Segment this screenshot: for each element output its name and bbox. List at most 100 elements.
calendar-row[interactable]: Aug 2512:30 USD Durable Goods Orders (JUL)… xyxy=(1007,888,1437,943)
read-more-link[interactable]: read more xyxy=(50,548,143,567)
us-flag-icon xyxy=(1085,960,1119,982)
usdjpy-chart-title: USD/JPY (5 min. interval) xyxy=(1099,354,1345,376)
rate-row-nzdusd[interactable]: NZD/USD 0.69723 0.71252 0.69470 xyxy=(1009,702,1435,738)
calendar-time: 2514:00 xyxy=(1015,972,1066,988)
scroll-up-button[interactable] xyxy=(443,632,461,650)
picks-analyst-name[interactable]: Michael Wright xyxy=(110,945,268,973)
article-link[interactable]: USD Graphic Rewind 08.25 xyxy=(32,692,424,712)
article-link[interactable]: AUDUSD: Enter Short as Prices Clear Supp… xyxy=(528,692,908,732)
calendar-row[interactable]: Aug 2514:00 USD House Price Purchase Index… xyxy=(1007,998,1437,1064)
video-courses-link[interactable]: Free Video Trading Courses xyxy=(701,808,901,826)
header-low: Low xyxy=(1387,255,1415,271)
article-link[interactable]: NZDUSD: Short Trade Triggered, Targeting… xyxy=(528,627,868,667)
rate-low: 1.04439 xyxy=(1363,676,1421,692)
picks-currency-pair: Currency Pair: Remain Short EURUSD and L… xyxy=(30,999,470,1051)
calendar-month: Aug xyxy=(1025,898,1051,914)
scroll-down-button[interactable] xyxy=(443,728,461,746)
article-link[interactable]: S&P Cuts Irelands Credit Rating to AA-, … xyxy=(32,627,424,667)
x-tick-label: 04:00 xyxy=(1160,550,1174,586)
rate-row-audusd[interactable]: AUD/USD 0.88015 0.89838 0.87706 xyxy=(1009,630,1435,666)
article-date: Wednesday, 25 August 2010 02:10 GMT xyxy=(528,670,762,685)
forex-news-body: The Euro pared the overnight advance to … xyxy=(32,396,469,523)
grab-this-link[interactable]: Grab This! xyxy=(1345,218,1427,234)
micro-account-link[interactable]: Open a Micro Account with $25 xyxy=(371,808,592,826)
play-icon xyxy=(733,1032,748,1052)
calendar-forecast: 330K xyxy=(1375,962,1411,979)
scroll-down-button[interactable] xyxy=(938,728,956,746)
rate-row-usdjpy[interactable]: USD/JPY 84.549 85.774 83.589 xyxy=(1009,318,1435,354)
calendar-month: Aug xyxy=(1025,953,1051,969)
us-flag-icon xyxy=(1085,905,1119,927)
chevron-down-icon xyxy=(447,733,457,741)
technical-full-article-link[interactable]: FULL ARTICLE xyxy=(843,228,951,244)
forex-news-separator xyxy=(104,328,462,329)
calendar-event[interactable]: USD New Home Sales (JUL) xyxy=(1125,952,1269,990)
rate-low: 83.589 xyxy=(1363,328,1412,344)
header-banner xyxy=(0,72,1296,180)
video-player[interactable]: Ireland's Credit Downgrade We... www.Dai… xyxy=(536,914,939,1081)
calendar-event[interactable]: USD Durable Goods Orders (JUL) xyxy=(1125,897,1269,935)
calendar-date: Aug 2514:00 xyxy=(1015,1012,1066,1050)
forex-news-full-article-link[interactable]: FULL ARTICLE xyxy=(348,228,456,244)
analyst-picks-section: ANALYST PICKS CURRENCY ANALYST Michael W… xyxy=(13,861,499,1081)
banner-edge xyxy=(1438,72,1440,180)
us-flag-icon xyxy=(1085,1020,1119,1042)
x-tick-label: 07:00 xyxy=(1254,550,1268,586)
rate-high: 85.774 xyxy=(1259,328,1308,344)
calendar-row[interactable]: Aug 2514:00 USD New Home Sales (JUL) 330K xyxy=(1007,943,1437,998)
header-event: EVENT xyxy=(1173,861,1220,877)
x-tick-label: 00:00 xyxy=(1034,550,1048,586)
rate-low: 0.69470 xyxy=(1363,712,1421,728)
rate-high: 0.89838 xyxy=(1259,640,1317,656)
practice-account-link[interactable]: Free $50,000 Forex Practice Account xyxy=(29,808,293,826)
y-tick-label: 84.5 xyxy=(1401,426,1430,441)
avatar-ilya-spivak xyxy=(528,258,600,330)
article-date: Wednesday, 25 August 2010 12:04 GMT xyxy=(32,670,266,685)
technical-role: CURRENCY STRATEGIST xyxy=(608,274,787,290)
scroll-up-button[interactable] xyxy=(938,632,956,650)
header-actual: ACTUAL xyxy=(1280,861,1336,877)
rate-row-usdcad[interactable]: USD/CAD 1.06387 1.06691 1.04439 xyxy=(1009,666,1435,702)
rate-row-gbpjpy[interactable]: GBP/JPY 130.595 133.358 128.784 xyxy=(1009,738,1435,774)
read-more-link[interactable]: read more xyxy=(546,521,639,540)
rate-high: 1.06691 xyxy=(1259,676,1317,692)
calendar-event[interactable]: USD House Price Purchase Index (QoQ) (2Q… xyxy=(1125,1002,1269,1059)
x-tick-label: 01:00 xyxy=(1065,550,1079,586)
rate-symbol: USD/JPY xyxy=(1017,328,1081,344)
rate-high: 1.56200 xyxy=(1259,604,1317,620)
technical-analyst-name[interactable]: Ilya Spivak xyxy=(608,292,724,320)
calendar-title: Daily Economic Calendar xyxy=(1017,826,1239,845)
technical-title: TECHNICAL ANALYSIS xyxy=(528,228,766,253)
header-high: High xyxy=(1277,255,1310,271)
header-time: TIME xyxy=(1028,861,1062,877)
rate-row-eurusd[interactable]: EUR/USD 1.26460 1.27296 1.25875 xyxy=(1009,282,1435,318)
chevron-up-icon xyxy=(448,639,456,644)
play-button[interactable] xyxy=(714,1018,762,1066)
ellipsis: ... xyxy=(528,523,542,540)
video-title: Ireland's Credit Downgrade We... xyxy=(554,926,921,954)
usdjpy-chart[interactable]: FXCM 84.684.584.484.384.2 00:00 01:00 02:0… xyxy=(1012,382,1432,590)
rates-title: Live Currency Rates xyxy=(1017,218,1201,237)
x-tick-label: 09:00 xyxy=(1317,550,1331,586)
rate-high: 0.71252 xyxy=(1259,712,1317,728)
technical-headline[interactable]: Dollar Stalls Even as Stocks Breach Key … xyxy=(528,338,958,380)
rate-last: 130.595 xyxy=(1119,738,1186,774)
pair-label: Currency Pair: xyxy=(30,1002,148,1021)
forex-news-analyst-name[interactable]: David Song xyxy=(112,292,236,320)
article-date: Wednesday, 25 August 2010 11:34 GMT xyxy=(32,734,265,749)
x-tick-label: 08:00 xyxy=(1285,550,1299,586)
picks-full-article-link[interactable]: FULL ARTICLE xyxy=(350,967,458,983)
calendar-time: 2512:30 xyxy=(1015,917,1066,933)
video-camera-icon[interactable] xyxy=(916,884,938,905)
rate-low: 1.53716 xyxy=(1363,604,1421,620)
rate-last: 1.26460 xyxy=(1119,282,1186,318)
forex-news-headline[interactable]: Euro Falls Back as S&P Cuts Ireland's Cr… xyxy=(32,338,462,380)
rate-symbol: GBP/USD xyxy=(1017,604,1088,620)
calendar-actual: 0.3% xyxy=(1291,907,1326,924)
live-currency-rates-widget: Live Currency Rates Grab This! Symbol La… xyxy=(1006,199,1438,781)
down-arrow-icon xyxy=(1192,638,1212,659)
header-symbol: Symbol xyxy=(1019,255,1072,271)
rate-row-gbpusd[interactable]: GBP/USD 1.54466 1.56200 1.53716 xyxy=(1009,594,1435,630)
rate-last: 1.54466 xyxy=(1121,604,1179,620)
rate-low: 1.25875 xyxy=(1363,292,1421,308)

--------------------------------------------------

EXERCISE DETAILS:
Render every line of the listing above as a JSON list of strings, one string per line, leaving out blank lines.

RESULT OF THE EXERCISE:
[
  "Segment this screenshot: for each element output its name and bbox. List at most 100 elements.",
  "calendar-row[interactable]: Aug 2512:30 USD Durable Goods Orders (JUL)… xyxy=(1007,888,1437,943)",
  "read-more-link[interactable]: read more xyxy=(50,548,143,567)",
  "us-flag-icon xyxy=(1085,960,1119,982)",
  "usdjpy-chart-title: USD/JPY (5 min. interval) xyxy=(1099,354,1345,376)",
  "rate-row-nzdusd[interactable]: NZD/USD 0.69723 0.71252 0.69470 xyxy=(1009,702,1435,738)",
  "calendar-time: 2514:00 xyxy=(1015,972,1066,988)",
  "scroll-up-button[interactable] xyxy=(443,632,461,650)",
  "picks-analyst-name[interactable]: Michael Wright xyxy=(110,945,268,973)",
  "article-link[interactable]: USD Graphic Rewind 08.25 xyxy=(32,692,424,712)",
  "article-link[interactable]: AUDUSD: Enter Short as Prices Clear Supp… xyxy=(528,692,908,732)",
  "calendar-row[interactable]: Aug 2514:00 USD House Price Purchase Index… xyxy=(1007,998,1437,1064)",
  "video-courses-link[interactable]: Free Video Trading Courses xyxy=(701,808,901,826)",
  "header-low: Low xyxy=(1387,255,1415,271)",
  "article-link[interactable]: NZDUSD: Short Trade Triggered, Targeting… xyxy=(528,627,868,667)",
  "rate-low: 1.04439 xyxy=(1363,676,1421,692)",
  "picks-currency-pair: Currency Pair: Remain Short EURUSD and L… xyxy=(30,999,470,1051)",
  "calendar-month: Aug xyxy=(1025,898,1051,914)",
  "scroll-down-button[interactable] xyxy=(443,728,461,746)",
  "article-link[interactable]: S&P Cuts Irelands Credit Rating to AA-, … xyxy=(32,627,424,667)",
  "x-tick-label: 04:00 xyxy=(1160,550,1174,586)",
  "rate-row-audusd[interactable]: AUD/USD 0.88015 0.89838 0.87706 xyxy=(1009,630,1435,666)",
  "article-date: Wednesday, 25 August 2010 02:10 GMT xyxy=(528,670,762,685)",
  "forex-news-body: The Euro pared the overnight advance to … xyxy=(32,396,469,523)",
  "grab-this-link[interactable]: Grab This! xyxy=(1345,218,1427,234)",
  "micro-account-link[interactable]: Open a Micro Account with $25 xyxy=(371,808,592,826)",
  "play-icon xyxy=(733,1032,748,1052)",
  "calendar-forecast: 330K xyxy=(1375,962,1411,979)",
  "scroll-down-button[interactable] xyxy=(938,728,956,746)",
  "rate-row-usdjpy[interactable]: USD/JPY 84.549 85.774 83.589 xyxy=(1009,318,1435,354)",
  "calendar-month: Aug xyxy=(1025,953,1051,969)",
  "us-flag-icon xyxy=(1085,905,1119,927)",
  "chevron-down-icon xyxy=(447,733,457,741)",
  "technical-full-article-link[interactable]: FULL ARTICLE xyxy=(843,228,951,244)",
  "forex-news-separator xyxy=(104,328,462,329)",
  "calendar-event[interactable]: USD New Home Sales (JUL) xyxy=(1125,952,1269,990)",
  "rate-low: 83.589 xyxy=(1363,328,1412,344)",
  "header-banner xyxy=(0,72,1296,180)",
  "video-player[interactable]: Ireland's Credit Downgrade We... www.Dai… xyxy=(536,914,939,1081)",
  "calendar-event[interactable]: USD Durable Goods Orders (JUL) xyxy=(1125,897,1269,935)",
  "calendar-date: Aug 2514:00 xyxy=(1015,1012,1066,1050)",
  "forex-news-full-article-link[interactable]: FULL ARTICLE xyxy=(348,228,456,244)",
  "analyst-picks-section: ANALYST PICKS CURRENCY ANALYST Michael W… xyxy=(13,861,499,1081)",
  "banner-edge xyxy=(1438,72,1440,180)",
  "us-flag-icon xyxy=(1085,1020,1119,1042)",
  "x-tick-label: 07:00 xyxy=(1254,550,1268,586)",
  "rate-high: 85.774 xyxy=(1259,328,1308,344)",
  "calendar-row[interactable]: Aug 2514:00 USD New Home Sales (JUL) 330K xyxy=(1007,943,1437,998)",
  "header-event: EVENT xyxy=(1173,861,1220,877)",
  "x-tick-label: 00:00 xyxy=(1034,550,1048,586)",
  "rate-low: 0.69470 xyxy=(1363,712,1421,728)",
  "rate-high: 0.89838 xyxy=(1259,640,1317,656)",
  "practice-account-link[interactable]: Free $50,000 Forex Practice Account xyxy=(29,808,293,826)",
  "y-tick-label: 84.5 xyxy=(1401,426,1430,441)",
  "avatar-ilya-spivak xyxy=(528,258,600,330)",
  "article-date: Wednesday, 25 August 2010 12:04 GMT xyxy=(32,670,266,685)",
  "technical-role: CURRENCY STRATEGIST xyxy=(608,274,787,290)",
  "scroll-up-button[interactable] xyxy=(938,632,956,650)",
  "header-actual: ACTUAL xyxy=(1280,861,1336,877)",
  "rate-row-usdcad[interactable]: USD/CAD 1.06387 1.06691 1.04439 xyxy=(1009,666,1435,702)",
  "rate-row-gbpjpy[interactable]: GBP/JPY 130.595 133.358 128.784 xyxy=(1009,738,1435,774)",
  "read-more-link[interactable]: read more xyxy=(546,521,639,540)",
  "rate-high: 1.06691 xyxy=(1259,676,1317,692)",
  "calendar-event[interactable]: USD House Price Purchase Index (QoQ) (2Q… xyxy=(1125,1002,1269,1059)",
  "x-tick-label: 01:00 xyxy=(1065,550,1079,586)",
  "rate-symbol: USD/JPY xyxy=(1017,328,1081,344)",
  "rate-high: 1.56200 xyxy=(1259,604,1317,620)",
  "technical-analyst-name[interactable]: Ilya Spivak xyxy=(608,292,724,320)",
  "calendar-title: Daily Economic Calendar xyxy=(1017,826,1239,845)",
  "technical-title: TECHNICAL ANALYSIS xyxy=(528,228,766,253)",
  "header-high: High xyxy=(1277,255,1310,271)",
  "header-time: TIME xyxy=(1028,861,1062,877)",
  "rate-row-eurusd[interactable]: EUR/USD 1.26460 1.27296 1.25875 xyxy=(1009,282,1435,318)",
  "chevron-up-icon xyxy=(448,639,456,644)",
  "play-button[interactable] xyxy=(714,1018,762,1066)",
  "ellipsis: ... xyxy=(528,523,542,540)",
  "video-title: Ireland's Credit Downgrade We... xyxy=(554,926,921,954)",
  "usdjpy-chart[interactable]: FXCM 84.684.584.484.384.2 00:00 01:00 02:0… xyxy=(1012,382,1432,590)",
  "rates-title: Live Currency Rates xyxy=(1017,218,1201,237)",
  "x-tick-label: 09:00 xyxy=(1317,550,1331,586)",
  "rate-high: 0.71252 xyxy=(1259,712,1317,728)",
  "technical-headline[interactable]: Dollar Stalls Even as Stocks Breach Key … xyxy=(528,338,958,380)",
  "rate-last: 130.595 xyxy=(1119,738,1186,774)",
  "pair-label: Currency Pair: xyxy=(30,1002,148,1021)",
  "forex-news-analyst-name[interactable]: David Song xyxy=(112,292,236,320)",
  "article-date: Wednesday, 25 August 2010 11:34 GMT xyxy=(32,734,265,749)",
  "x-tick-label: 08:00 xyxy=(1285,550,1299,586)",
  "picks-full-article-link[interactable]: FULL ARTICLE xyxy=(350,967,458,983)",
  "calendar-time: 2512:30 xyxy=(1015,917,1066,933)",
  "video-camera-icon[interactable] xyxy=(916,884,938,905)",
  "rate-low: 1.53716 xyxy=(1363,604,1421,620)",
  "rate-last: 1.26460 xyxy=(1119,282,1186,318)",
  "forex-news-headline[interactable]: Euro Falls Back as S&P Cuts Ireland's Cr… xyxy=(32,338,462,380)",
  "rate-symbol: GBP/USD xyxy=(1017,604,1088,620)",
  "calendar-actual: 0.3% xyxy=(1291,907,1326,924)",
  "live-currency-rates-widget: Live Currency Rates Grab This! Symbol La… xyxy=(1006,199,1438,781)",
  "down-arrow-icon xyxy=(1192,638,1212,659)",
  "header-symbol: Symbol xyxy=(1019,255,1072,271)",
  "rate-row-gbpusd[interactable]: GBP/USD 1.54466 1.56200 1.53716 xyxy=(1009,594,1435,630)",
  "rate-last: 1.54466 xyxy=(1121,604,1179,620)",
  "rate-low: 1.25875 xyxy=(1363,292,1421,308)"
]